The exercise. Every record here should be printed again exactly.

╭─ Given entries

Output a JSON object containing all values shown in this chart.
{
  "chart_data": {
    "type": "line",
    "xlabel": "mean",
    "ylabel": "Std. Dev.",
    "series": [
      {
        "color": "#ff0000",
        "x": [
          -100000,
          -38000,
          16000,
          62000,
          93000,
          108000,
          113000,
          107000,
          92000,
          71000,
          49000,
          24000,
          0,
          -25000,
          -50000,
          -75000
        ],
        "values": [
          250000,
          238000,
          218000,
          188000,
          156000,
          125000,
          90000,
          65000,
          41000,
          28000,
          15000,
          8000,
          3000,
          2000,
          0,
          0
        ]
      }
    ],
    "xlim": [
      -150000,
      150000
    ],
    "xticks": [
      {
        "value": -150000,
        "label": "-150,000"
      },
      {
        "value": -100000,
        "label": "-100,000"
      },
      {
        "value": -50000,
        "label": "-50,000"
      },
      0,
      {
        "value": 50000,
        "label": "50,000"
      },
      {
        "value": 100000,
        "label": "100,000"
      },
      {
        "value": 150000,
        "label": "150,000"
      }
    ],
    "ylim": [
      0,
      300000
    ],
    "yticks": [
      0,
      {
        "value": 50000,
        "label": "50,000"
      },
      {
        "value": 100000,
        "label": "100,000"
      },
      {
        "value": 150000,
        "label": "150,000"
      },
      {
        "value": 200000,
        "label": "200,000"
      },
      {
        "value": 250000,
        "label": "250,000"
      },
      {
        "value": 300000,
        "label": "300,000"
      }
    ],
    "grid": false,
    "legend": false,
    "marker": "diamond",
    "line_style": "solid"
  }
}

╰─

Solution to this exercise.
Output a JSON object containing all values shown in this chart.
{
  "chart_data": {
    "type": "line",
    "xlabel": "mean",
    "ylabel": "Std. Dev.",
    "series": [
      {
        "color": "#ff0000",
        "x": [
          -100000,
          -38000,
          16000,
          62000,
          93000,
          108000,
          113000,
          107000,
          92000,
          71000,
          49000,
          24000,
          0,
          -25000,
          -50000,
          -75000
        ],
        "values": [
          250000,
          238000,
          218000,
          188000,
          156000,
          125000,
          90000,
          65000,
          41000,
          28000,
          15000,
          8000,
          3000,
          2000,
          0,
          0
        ]
      }
    ],
    "xlim": [
      -150000,
      150000
    ],
    "xticks": [
      {
        "value": -150000,
        "label": "-150,000"
      },
      {
        "value": -100000,
        "label": "-100,000"
      },
      {
        "value": -50000,
        "label": "-50,000"
      },
      0,
      {
        "value": 50000,
        "label": "50,000"
      },
      {
        "value": 100000,
        "label": "100,000"
      },
      {
        "value": 150000,
        "label": "150,000"
      }
    ],
    "ylim": [
      0,
      300000
    ],
    "yticks": [
      0,
      {
        "value": 50000,
        "label": "50,000"
      },
      {
        "value": 100000,
        "label": "100,000"
      },
      {
        "value": 150000,
        "label": "150,000"
      },
      {
        "value": 200000,
        "label": "200,000"
      },
      {
        "value": 250000,
        "label": "250,000"
      },
      {
        "value": 300000,
        "label": "300,000"
      }
    ],
    "grid": false,
    "legend": false,
    "marker": "diamond",
    "line_style": "solid"
  }
}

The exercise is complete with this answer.